> Page text
It wasn't just that the Bears were a .500 team that fell well short of expectations. Nagy's offense was also lost. The unit averaged just 4.7 yards per play last season, ranking 30th in the NFL. Brought to Chicago with the hopes of building a dynamic offense, Nagy was left to realize he needed to reboot his entire scheme.

Nagy recognized the Bears lacked an offensive identity.

"You look at the Super Bowl," Nagy said. "You have one team (the 49ers) that likes to run the ball a lot. You have another team (the Chiefs) that likes to throw the ball a lot. And they both worked. So, what is your identity as a team?"

That answer for the Bears could be right in between -- balance

The roots of Nagy's offense were set in Kansas City with the system of Chiefs coach Andy Reid, whose scheme looks to spread out several playmakers and find them in space for star quarterback Patrick Mahomes. Then there's the offense that coach Kyle Shanahan brought to the 49ers, utilizing a versatile backfield and rushing behind a physical offensive line. It created play-action opportunities for quarterback Jimmy Garappolo.

> Data items
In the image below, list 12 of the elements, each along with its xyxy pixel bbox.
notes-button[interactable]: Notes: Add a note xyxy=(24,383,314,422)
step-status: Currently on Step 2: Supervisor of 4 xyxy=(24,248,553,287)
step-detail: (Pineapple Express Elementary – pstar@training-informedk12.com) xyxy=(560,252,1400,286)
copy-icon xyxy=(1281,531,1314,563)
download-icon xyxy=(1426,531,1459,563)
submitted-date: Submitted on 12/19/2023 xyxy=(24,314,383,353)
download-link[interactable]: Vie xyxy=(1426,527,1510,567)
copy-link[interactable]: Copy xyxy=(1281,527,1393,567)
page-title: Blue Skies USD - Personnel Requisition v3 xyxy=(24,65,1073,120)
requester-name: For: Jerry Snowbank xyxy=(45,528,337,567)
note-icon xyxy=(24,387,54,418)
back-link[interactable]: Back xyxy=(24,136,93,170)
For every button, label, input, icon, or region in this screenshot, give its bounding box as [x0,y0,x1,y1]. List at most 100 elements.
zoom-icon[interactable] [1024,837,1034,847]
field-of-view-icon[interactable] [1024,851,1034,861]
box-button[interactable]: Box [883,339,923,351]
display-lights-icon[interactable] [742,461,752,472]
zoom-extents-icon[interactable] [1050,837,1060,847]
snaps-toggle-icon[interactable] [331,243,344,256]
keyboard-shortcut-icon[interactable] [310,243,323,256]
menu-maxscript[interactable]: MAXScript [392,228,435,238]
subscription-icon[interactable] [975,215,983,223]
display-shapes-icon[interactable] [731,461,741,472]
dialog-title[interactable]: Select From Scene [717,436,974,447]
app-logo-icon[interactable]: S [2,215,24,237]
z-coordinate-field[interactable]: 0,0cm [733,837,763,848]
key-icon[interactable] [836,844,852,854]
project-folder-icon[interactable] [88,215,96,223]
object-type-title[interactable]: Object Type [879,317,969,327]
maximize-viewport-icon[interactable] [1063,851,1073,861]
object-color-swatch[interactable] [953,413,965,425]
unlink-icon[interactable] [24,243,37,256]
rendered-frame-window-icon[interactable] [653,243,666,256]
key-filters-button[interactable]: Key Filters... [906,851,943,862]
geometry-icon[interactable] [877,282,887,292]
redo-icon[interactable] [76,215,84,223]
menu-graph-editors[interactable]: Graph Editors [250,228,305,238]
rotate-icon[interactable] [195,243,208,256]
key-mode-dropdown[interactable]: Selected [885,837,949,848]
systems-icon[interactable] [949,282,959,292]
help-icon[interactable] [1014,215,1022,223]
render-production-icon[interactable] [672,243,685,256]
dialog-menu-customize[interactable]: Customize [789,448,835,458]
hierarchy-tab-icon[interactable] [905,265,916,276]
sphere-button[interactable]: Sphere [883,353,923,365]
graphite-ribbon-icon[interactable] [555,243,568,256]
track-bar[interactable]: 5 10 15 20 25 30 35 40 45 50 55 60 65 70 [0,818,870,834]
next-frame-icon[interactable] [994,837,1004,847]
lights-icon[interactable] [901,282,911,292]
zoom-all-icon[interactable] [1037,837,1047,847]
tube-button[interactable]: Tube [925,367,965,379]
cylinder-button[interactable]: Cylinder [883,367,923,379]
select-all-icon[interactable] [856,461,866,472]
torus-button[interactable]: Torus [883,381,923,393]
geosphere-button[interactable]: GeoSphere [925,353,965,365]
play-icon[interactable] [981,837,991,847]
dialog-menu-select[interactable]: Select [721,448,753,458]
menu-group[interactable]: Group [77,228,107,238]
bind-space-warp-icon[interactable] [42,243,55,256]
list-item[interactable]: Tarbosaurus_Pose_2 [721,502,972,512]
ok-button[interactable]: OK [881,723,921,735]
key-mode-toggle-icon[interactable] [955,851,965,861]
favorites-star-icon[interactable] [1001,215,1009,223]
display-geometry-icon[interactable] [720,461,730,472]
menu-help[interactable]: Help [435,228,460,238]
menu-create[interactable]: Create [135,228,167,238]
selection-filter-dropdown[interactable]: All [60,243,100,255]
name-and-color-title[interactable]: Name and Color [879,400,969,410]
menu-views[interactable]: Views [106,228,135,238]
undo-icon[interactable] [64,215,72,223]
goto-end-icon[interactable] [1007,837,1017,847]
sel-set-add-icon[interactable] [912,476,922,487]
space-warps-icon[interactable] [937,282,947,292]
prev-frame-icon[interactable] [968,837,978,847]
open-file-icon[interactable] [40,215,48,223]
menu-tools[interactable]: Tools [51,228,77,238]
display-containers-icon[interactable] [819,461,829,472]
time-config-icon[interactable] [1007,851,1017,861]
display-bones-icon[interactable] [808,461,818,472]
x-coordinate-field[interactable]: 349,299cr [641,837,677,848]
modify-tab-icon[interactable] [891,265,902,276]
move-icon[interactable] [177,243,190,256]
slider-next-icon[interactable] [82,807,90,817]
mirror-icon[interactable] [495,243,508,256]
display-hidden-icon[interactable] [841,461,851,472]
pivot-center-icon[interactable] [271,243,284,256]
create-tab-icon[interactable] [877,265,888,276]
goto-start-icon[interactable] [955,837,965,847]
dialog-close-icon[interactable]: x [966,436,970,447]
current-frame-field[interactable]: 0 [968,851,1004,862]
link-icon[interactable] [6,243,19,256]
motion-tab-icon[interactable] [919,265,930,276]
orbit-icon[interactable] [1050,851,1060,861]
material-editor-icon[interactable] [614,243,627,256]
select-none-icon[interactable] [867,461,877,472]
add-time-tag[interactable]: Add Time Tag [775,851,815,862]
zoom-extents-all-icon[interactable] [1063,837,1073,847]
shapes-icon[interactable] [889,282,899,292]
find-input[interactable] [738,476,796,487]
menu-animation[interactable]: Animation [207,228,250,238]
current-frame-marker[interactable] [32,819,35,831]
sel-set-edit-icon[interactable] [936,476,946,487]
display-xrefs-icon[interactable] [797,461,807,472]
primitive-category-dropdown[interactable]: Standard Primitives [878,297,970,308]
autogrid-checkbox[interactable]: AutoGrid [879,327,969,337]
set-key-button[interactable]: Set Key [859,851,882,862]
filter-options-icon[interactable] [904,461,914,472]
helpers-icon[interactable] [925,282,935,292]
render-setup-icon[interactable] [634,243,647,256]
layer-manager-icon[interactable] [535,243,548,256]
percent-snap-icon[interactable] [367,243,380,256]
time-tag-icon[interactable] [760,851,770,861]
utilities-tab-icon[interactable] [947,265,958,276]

> Description of the task
According to the passage about the Bears' offense, how many yards per play did Nagy's unit average last season?

> Correct answer
4.7 yards per play.